[Start of Materials provided]

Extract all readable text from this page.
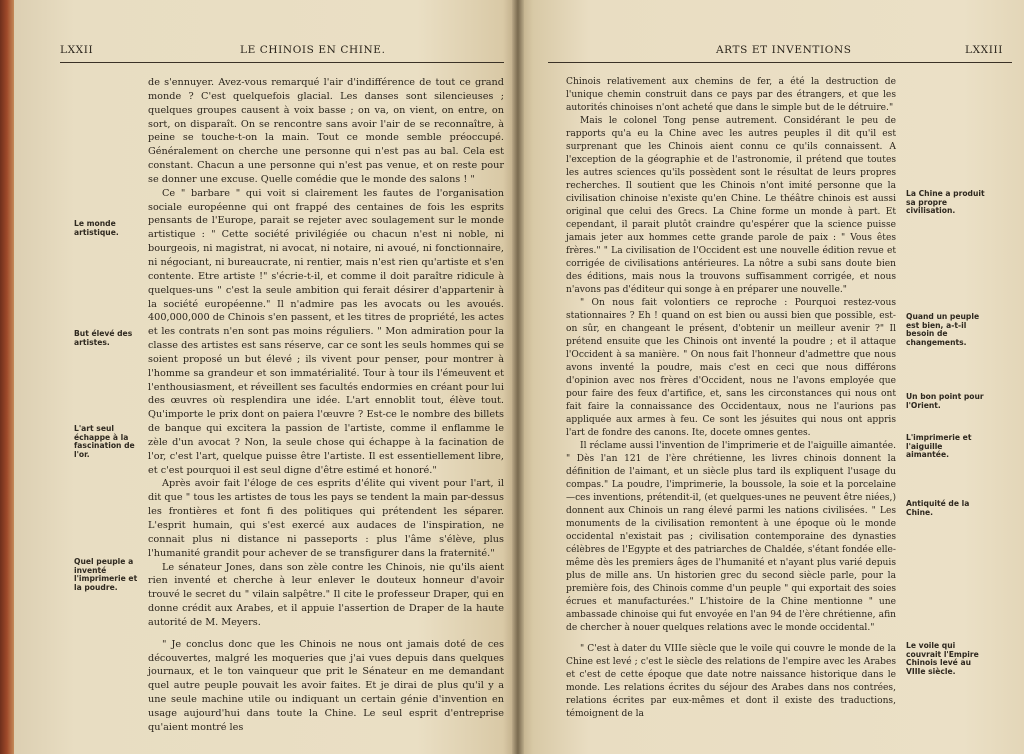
LXXII	LE CHINOIS EN CHINE.
Le monde artistique.
But élevé des artistes.
L'art seul échappe à la fascination de l'or.
Quel peuple a inventé l'imprimerie et la poudre.

de s'ennuyer. Avez-vous remarqué l'air d'indifférence de tout ce grand monde ? C'est quelquefois glacial. Les danses sont silencieuses ; quelques groupes causent à voix basse ; on va, on vient, on entre, on sort, on disparaît. On se rencontre sans avoir l'air de se reconnaître, à peine se touche-t-on la main. Tout ce monde semble préoccupé. Généralement on cherche une personne qui n'est pas au bal. Cela est constant. Chacun a une personne qui n'est pas venue, et on reste pour se donner une excuse. Quelle comédie que le monde des salons ! "

Ce " barbare " qui voit si clairement les fautes de l'organisation sociale européenne qui ont frappé des centaines de fois les esprits pensants de l'Europe, parait se rejeter avec soulagement sur le monde artistique : " Cette société privilégiée ou chacun n'est ni noble, ni bourgeois, ni magistrat, ni avocat, ni notaire, ni avoué, ni fonctionnaire, ni négociant, ni bureaucrate, ni rentier, mais n'est rien qu'artiste et s'en contente. Etre artiste !" s'écrie-t-il, et comme il doit paraître ridicule à quelques-uns " c'est la seule ambition qui ferait désirer d'appartenir à la société européenne." Il n'admire pas les avocats ou les avoués. 400,000,000 de Chinois s'en passent, et les titres de propriété, les actes et les contrats n'en sont pas moins réguliers. " Mon admiration pour la classe des artistes est sans réserve, car ce sont les seuls hommes qui se soient proposé un but élevé ; ils vivent pour penser, pour montrer à l'homme sa grandeur et son immatérialité. Tour à tour ils l'émeuvent et l'enthousiasment, et réveillent ses facultés endormies en créant pour lui des œuvres où resplendira une idée. L'art ennoblit tout, élève tout. Qu'importe le prix dont on paiera l'œuvre ? Est-ce le nombre des billets de banque qui excitera la passion de l'artiste, comme il enflamme le zèle d'un avocat ? Non, la seule chose qui échappe à la facination de l'or, c'est l'art, quelque puisse être l'artiste. Il est essentiellement libre, et c'est pourquoi il est seul digne d'être estimé et honoré."

Après avoir fait l'éloge de ces esprits d'élite qui vivent pour l'art, il dit que " tous les artistes de tous les pays se tendent la main par-dessus les frontières et font fi des politiques qui prétendent les séparer. L'esprit humain, qui s'est exercé aux audaces de l'inspiration, ne connait plus ni distance ni passeports : plus l'âme s'élève, plus l'humanité grandit pour achever de se transfigurer dans la fraternité."

Le sénateur Jones, dans son zèle contre les Chinois, nie qu'ils aient rien inventé et cherche à leur enlever le douteux honneur d'avoir trouvé le secret du " vilain salpêtre." Il cite le professeur Draper, qui en donne crédit aux Arabes, et il appuie l'assertion de Draper de la haute autorité de M. Meyers.

" Je conclus donc que les Chinois ne nous ont jamais doté de ces découvertes, malgré les moqueries que j'ai vues depuis dans quelques journaux, et le ton vainqueur que prit le Sénateur en me demandant quel autre peuple pouvait les avoir faites. Et je dirai de plus qu'il y a une seule machine utile ou indiquant un certain génie d'invention en usage aujourd'hui dans toute la Chine. Le seul esprit d'entreprise qu'aient montré les

ARTS ET INVENTIONS	LXXIII

Chinois relativement aux chemins de fer, a été la destruction de l'unique chemin construit dans ce pays par des étrangers, et que les autorités chinoises n'ont acheté que dans le simple but de le détruire."

Mais le colonel Tong pense autrement. Considérant le peu de rapports qu'a eu la Chine avec les autres peuples il dit qu'il est surprenant que les Chinois aient connu ce qu'ils connaissent. A l'exception de la géographie et de l'astronomie, il prétend que toutes les autres sciences qu'ils possèdent sont le résultat de leurs propres recherches. Il soutient que les Chinois n'ont imité personne que la civilisation chinoise n'existe qu'en Chine. Le théâtre chinois est aussi original que celui des Grecs. La Chine forme un monde à part. Et cependant, il parait plutôt craindre qu'espérer que la science puisse jamais jeter aux hommes cette grande parole de paix : " Vous êtes frères." " La civilisation de l'Occident est une nouvelle édition revue et corrigée de civilisations antérieures. La nôtre a subi sans doute bien des éditions, mais nous la trouvons suffisamment corrigée, et nous n'avons pas d'éditeur qui songe à en préparer une nouvelle."

" On nous fait volontiers ce reproche : Pourquoi restez-vous stationnaires ? Eh ! quand on est bien ou aussi bien que possible, est-on sûr, en changeant le présent, d'obtenir un meilleur avenir ?" Il prétend ensuite que les Chinois ont inventé la poudre ; et il attaque l'Occident à sa manière. " On nous fait l'honneur d'admettre que nous avons inventé la poudre, mais c'est en ceci que nous différons d'opinion avec nos frères d'Occident, nous ne l'avons employée que pour faire des feux d'artifice, et, sans les circonstances qui nous ont fait faire la connaissance des Occidentaux, nous ne l'aurions pas appliquée aux armes à feu. Ce sont les jésuites qui nous ont appris l'art de fondre des canons. Ite, docete omnes gentes.

Il réclame aussi l'invention de l'imprimerie et de l'aiguille aimantée. " Dès l'an 121 de l'ère chrétienne, les livres chinois donnent la définition de l'aimant, et un siècle plus tard ils expliquent l'usage du compas." La poudre, l'imprimerie, la boussole, la soie et la porcelaine—ces inventions, prétendit-il, (et quelques-unes ne peuvent être niées,) donnent aux Chinois un rang élevé parmi les nations civilisées. " Les monuments de la civilisation remontent à une époque où le monde occidental n'existait pas ; civilisation contemporaine des dynasties célèbres de l'Egypte et des patriarches de Chaldée, s'étant fondée elle-même dès les premiers âges de l'humanité et n'ayant plus varié depuis plus de mille ans. Un historien grec du second siècle parle, pour la première fois, des Chinois comme d'un peuple " qui exportait des soies écrues et manufacturées." L'histoire de la Chine mentionne " une ambassade chinoise qui fut envoyée en l'an 94 de l'ère chrétienne, afin de chercher à nouer quelques relations avec le monde occidental."

" C'est à dater du VIIIe siècle que le voile qui couvre le monde de la Chine est levé ; c'est le siècle des relations de l'empire avec les Arabes et c'est de cette époque que date notre naissance historique dans le monde. Les relations écrites du séjour des Arabes dans nos contrées, relations écrites par eux-mêmes et dont il existe des traductions, témoignent de la

La Chine a produit sa propre civilisation.
Quand un peuple est bien, a-t-il besoin de changements.
Un bon point pour l'Orient.
L'imprimerie et l'aiguille aimantée.
Antiquité de la Chine.
Le voile qui couvrait l'Empire Chinois levé au VIIIe siècle.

[End of Materials provided]

→ **Given exercise**
Look through the data above. Find each line with the string "VIIIe" and copy it.

→ **Result for this task**
" C'est à dater du VIIIe siècle que le voile qui couvre le monde de la Chine est levé ; c'est le siècle des relations de l'empire avec les Arabes et c'est de cette époque que date notre naissance historique dans le monde. Les relations écrites du séjour des Arabes dans nos contrées, relations écrites par eux-mêmes et dont il existe des traductions, témoignent de la
Le voile qui couvrait l'Empire Chinois levé au VIIIe siècle.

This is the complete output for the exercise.